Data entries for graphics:
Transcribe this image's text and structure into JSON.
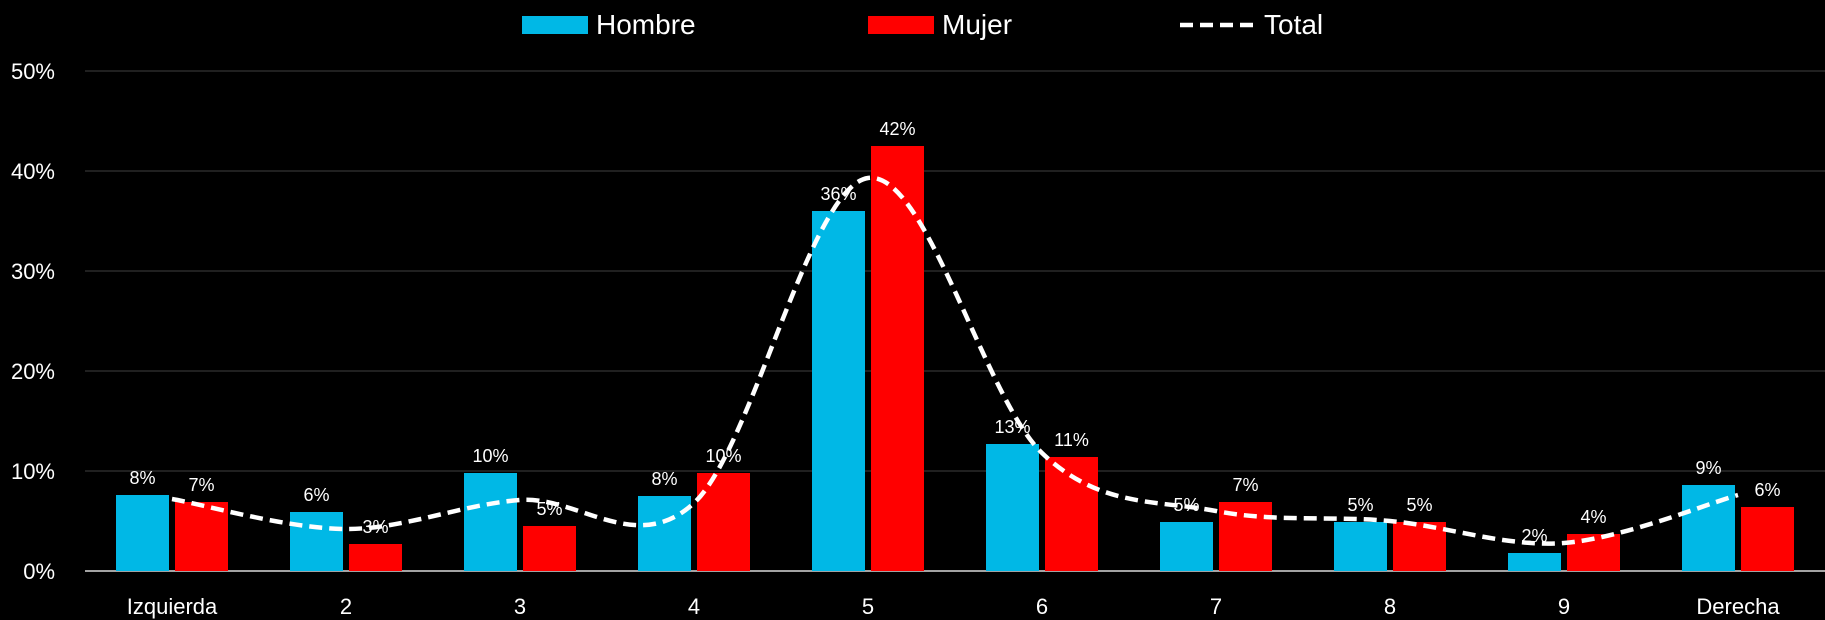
{
  "chart_data": {
    "type": "bar",
    "categories": [
      "Izquierda",
      "2",
      "3",
      "4",
      "5",
      "6",
      "7",
      "8",
      "9",
      "Derecha"
    ],
    "series": [
      {
        "name": "Hombre",
        "type": "bar",
        "color": "#00B8E6",
        "values": [
          7.6,
          5.9,
          9.8,
          7.5,
          36,
          12.7,
          4.9,
          4.9,
          1.8,
          8.6
        ],
        "labels": [
          "8%",
          "6%",
          "10%",
          "8%",
          "36%",
          "13%",
          "5%",
          "5%",
          "2%",
          "9%"
        ]
      },
      {
        "name": "Mujer",
        "type": "bar",
        "color": "#FF0000",
        "values": [
          6.9,
          2.7,
          4.5,
          9.8,
          42.5,
          11.4,
          6.9,
          4.9,
          3.7,
          6.4
        ],
        "labels": [
          "7%",
          "3%",
          "5%",
          "10%",
          "42%",
          "11%",
          "7%",
          "5%",
          "4%",
          "6%"
        ]
      },
      {
        "name": "Total",
        "type": "line",
        "style": "dashed-smooth",
        "color": "#FFFFFF",
        "values": [
          7.2,
          4.2,
          7.1,
          6.8,
          39.3,
          11.8,
          6.0,
          5.0,
          2.8,
          7.6
        ]
      }
    ],
    "ylim": [
      0,
      50
    ],
    "yticks": [
      "0%",
      "10%",
      "20%",
      "30%",
      "40%",
      "50%"
    ],
    "grid": true,
    "legend_position": "top-center",
    "background": "#000000"
  }
}
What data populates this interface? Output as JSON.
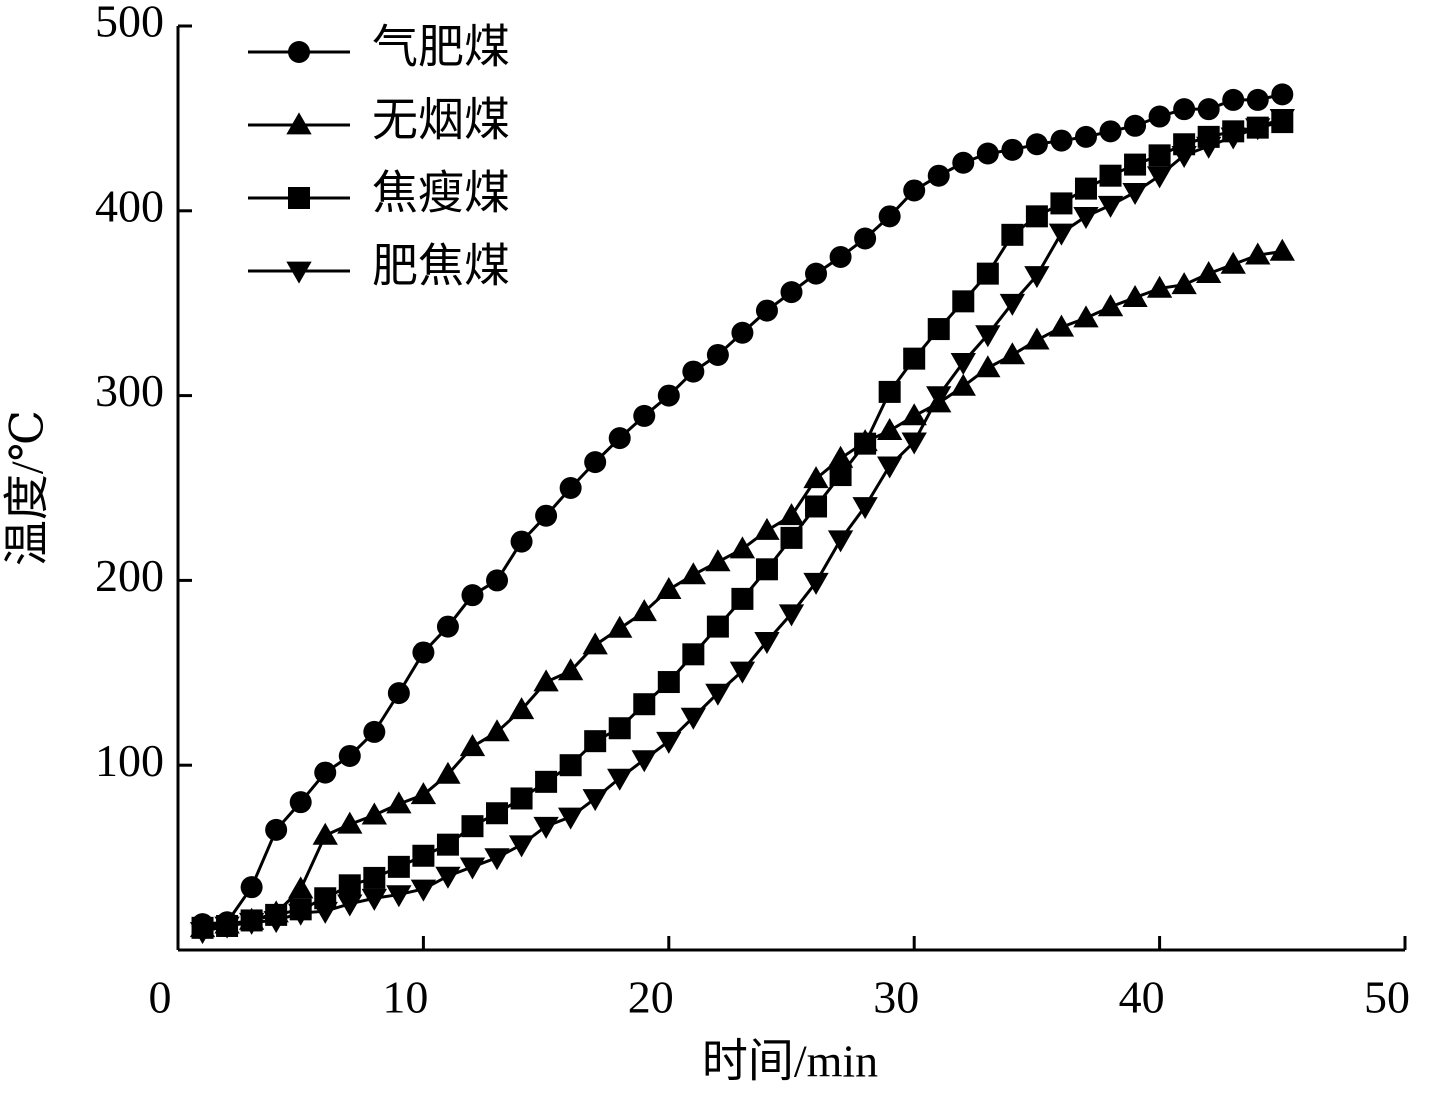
{
  "chart_data": {
    "type": "line",
    "x": [
      1,
      2,
      3,
      4,
      5,
      6,
      7,
      8,
      9,
      10,
      11,
      12,
      13,
      14,
      15,
      16,
      17,
      18,
      19,
      20,
      21,
      22,
      23,
      24,
      25,
      26,
      27,
      28,
      29,
      30,
      31,
      32,
      33,
      34,
      35,
      36,
      37,
      38,
      39,
      40,
      41,
      42,
      43,
      44,
      45
    ],
    "series": [
      {
        "name": "气肥煤",
        "color": "#000000",
        "marker": "circle",
        "values": [
          14,
          15,
          34,
          65,
          80,
          96,
          105,
          118,
          139,
          161,
          175,
          192,
          200,
          221,
          235,
          250,
          264,
          277,
          289,
          300,
          313,
          322,
          334,
          346,
          356,
          366,
          375,
          385,
          397,
          411,
          419,
          426,
          431,
          433,
          436,
          438,
          440,
          443,
          446,
          451,
          455,
          455,
          460,
          460,
          463
        ]
      },
      {
        "name": "无烟煤",
        "color": "#000000",
        "marker": "triangle",
        "values": [
          12,
          14,
          16,
          20,
          33,
          62,
          68,
          73,
          79,
          84,
          95,
          110,
          118,
          130,
          145,
          151,
          165,
          174,
          183,
          195,
          203,
          210,
          217,
          227,
          235,
          255,
          266,
          275,
          281,
          289,
          296,
          305,
          315,
          322,
          330,
          337,
          342,
          348,
          353,
          358,
          360,
          366,
          371,
          376,
          378
        ]
      },
      {
        "name": "焦瘦煤",
        "color": "#000000",
        "marker": "square",
        "values": [
          12,
          13,
          16,
          19,
          22,
          28,
          35,
          39,
          45,
          51,
          57,
          67,
          74,
          82,
          91,
          100,
          113,
          120,
          133,
          145,
          160,
          175,
          190,
          206,
          223,
          240,
          257,
          274,
          302,
          320,
          336,
          351,
          366,
          387,
          397,
          404,
          412,
          419,
          425,
          430,
          436,
          440,
          443,
          445,
          448
        ]
      },
      {
        "name": "肥焦煤",
        "color": "#000000",
        "marker": "triangle-down",
        "values": [
          10,
          13,
          15,
          16,
          20,
          21,
          25,
          28,
          30,
          33,
          40,
          45,
          50,
          57,
          67,
          72,
          82,
          93,
          103,
          113,
          126,
          139,
          151,
          167,
          182,
          199,
          222,
          240,
          262,
          275,
          300,
          318,
          333,
          350,
          365,
          388,
          397,
          403,
          410,
          419,
          430,
          435,
          440,
          445,
          450
        ]
      }
    ],
    "xlabel": "时间/min",
    "ylabel": "温度/℃",
    "xlim": [
      0,
      50
    ],
    "xticks": [
      0,
      10,
      20,
      30,
      40,
      50
    ],
    "ylim": [
      0,
      500
    ],
    "yticks": [
      100,
      200,
      300,
      400,
      500
    ],
    "legend": "upper left",
    "grid": false
  }
}
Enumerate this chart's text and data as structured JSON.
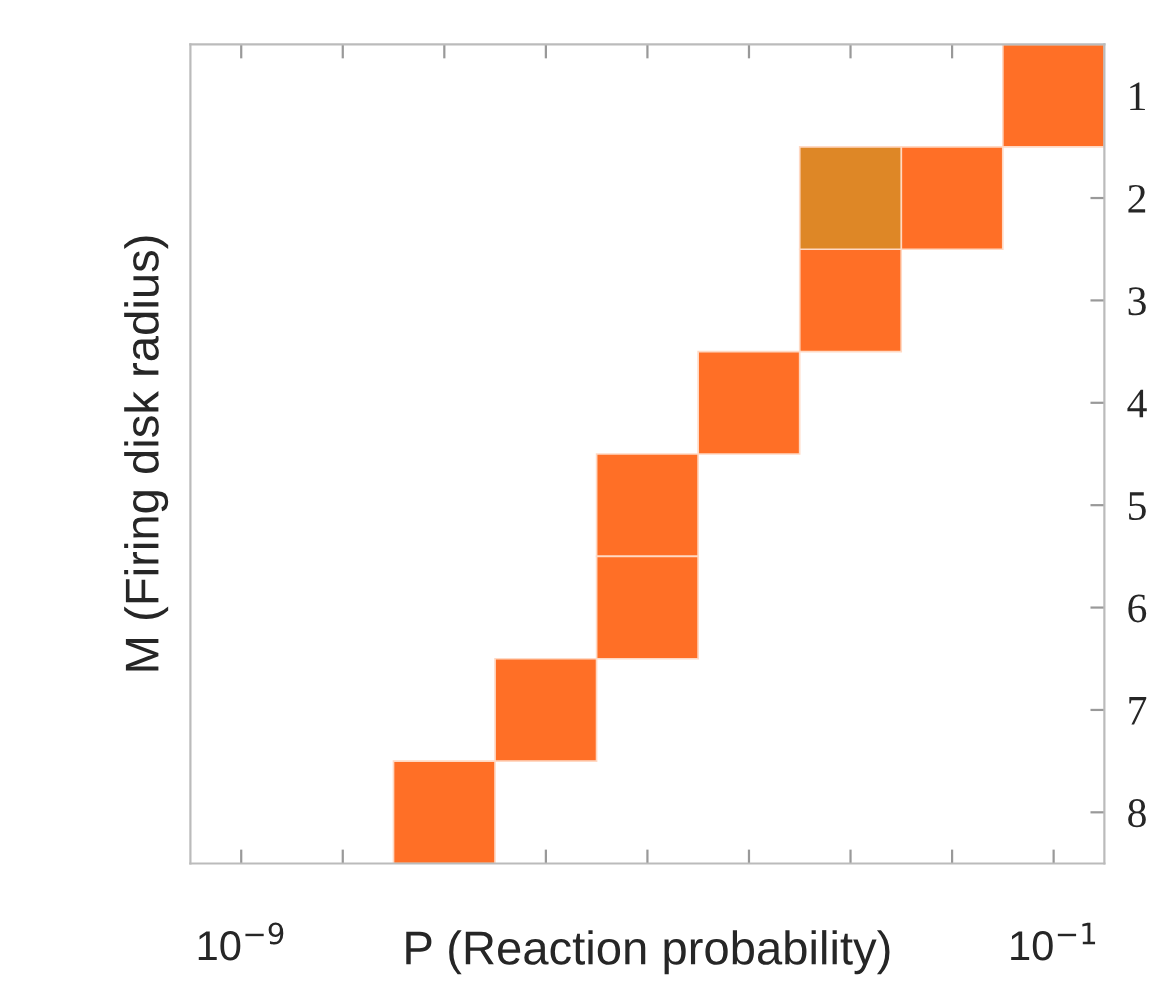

_Request_: Reproduce all of the data exactly, omitting each picture it holds.

_The result_:
Transcribe this image's text and structure into JSON.
{
  "chart_data": {
    "type": "bar",
    "categories": [
      "Izquierda",
      "2",
      "3",
      "4",
      "5",
      "6",
      "7",
      "8",
      "9",
      "Derecha"
    ],
    "series": [
      {
        "name": "Hombre",
        "type": "bar",
        "color": "#00B8E6",
        "values": [
          7.6,
          5.9,
          9.8,
          7.5,
          36,
          12.7,
          4.9,
          4.9,
          1.8,
          8.6
        ],
        "labels": [
          "8%",
          "6%",
          "10%",
          "8%",
          "36%",
          "13%",
          "5%",
          "5%",
          "2%",
          "9%"
        ]
      },
      {
        "name": "Mujer",
        "type": "bar",
        "color": "#FF0000",
        "values": [
          6.9,
          2.7,
          4.5,
          9.8,
          42.5,
          11.4,
          6.9,
          4.9,
          3.7,
          6.4
        ],
        "labels": [
          "7%",
          "3%",
          "5%",
          "10%",
          "42%",
          "11%",
          "7%",
          "5%",
          "4%",
          "6%"
        ]
      },
      {
        "name": "Total",
        "type": "line",
        "style": "dashed-smooth",
        "color": "#FFFFFF",
        "values": [
          7.2,
          4.2,
          7.1,
          6.8,
          39.3,
          11.8,
          6.0,
          5.0,
          2.8,
          7.6
        ]
      }
    ],
    "ylim": [
      0,
      50
    ],
    "yticks": [
      "0%",
      "10%",
      "20%",
      "30%",
      "40%",
      "50%"
    ],
    "grid": true,
    "legend_position": "top-center",
    "background": "#000000"
  }
}
What data populates this interface? Output as JSON.
{
  "chart_data": {
    "type": "line",
    "x": [
      1,
      2,
      3,
      4,
      5,
      6,
      7,
      8,
      9,
      10,
      11,
      12,
      13,
      14,
      15,
      16,
      17,
      18,
      19,
      20,
      21,
      22,
      23,
      24,
      25,
      26,
      27,
      28,
      29,
      30,
      31,
      32,
      33,
      34,
      35,
      36,
      37,
      38,
      39,
      40,
      41,
      42,
      43,
      44,
      45
    ],
    "series": [
      {
        "name": "气肥煤",
        "color": "#000000",
        "marker": "circle",
        "values": [
          14,
          15,
          34,
          65,
          80,
          96,
          105,
          118,
          139,
          161,
          175,
          192,
          200,
          221,
          235,
          250,
          264,
          277,
          289,
          300,
          313,
          322,
          334,
          346,
          356,
          366,
          375,
          385,
          397,
          411,
          419,
          426,
          431,
          433,
          436,
          438,
          440,
          443,
          446,
          451,
          455,
          455,
          460,
          460,
          463
        ]
      },
      {
        "name": "无烟煤",
        "color": "#000000",
        "marker": "triangle",
        "values": [
          12,
          14,
          16,
          20,
          33,
          62,
          68,
          73,
          79,
          84,
          95,
          110,
          118,
          130,
          145,
          151,
          165,
          174,
          183,
          195,
          203,
          210,
          217,
          227,
          235,
          255,
          266,
          275,
          281,
          289,
          296,
          305,
          315,
          322,
          330,
          337,
          342,
          348,
          353,
          358,
          360,
          366,
          371,
          376,
          378
        ]
      },
      {
        "name": "焦瘦煤",
        "color": "#000000",
        "marker": "square",
        "values": [
          12,
          13,
          16,
          19,
          22,
          28,
          35,
          39,
          45,
          51,
          57,
          67,
          74,
          82,
          91,
          100,
          113,
          120,
          133,
          145,
          160,
          175,
          190,
          206,
          223,
          240,
          257,
          274,
          302,
          320,
          336,
          351,
          366,
          387,
          397,
          404,
          412,
          419,
          425,
          430,
          436,
          440,
          443,
          445,
          448
        ]
      },
      {
        "name": "肥焦煤",
        "color": "#000000",
        "marker": "triangle-down",
        "values": [
          10,
          13,
          15,
          16,
          20,
          21,
          25,
          28,
          30,
          33,
          40,
          45,
          50,
          57,
          67,
          72,
          82,
          93,
          103,
          113,
          126,
          139,
          151,
          167,
          182,
          199,
          222,
          240,
          262,
          275,
          300,
          318,
          333,
          350,
          365,
          388,
          397,
          403,
          410,
          419,
          430,
          435,
          440,
          445,
          450
        ]
      }
    ],
    "xlabel": "时间/min",
    "ylabel": "温度/℃",
    "xlim": [
      0,
      50
    ],
    "xticks": [
      0,
      10,
      20,
      30,
      40,
      50
    ],
    "ylim": [
      0,
      500
    ],
    "yticks": [
      100,
      200,
      300,
      400,
      500
    ],
    "legend": "upper left",
    "grid": false
  }
}
Enumerate this chart's text and data as structured JSON.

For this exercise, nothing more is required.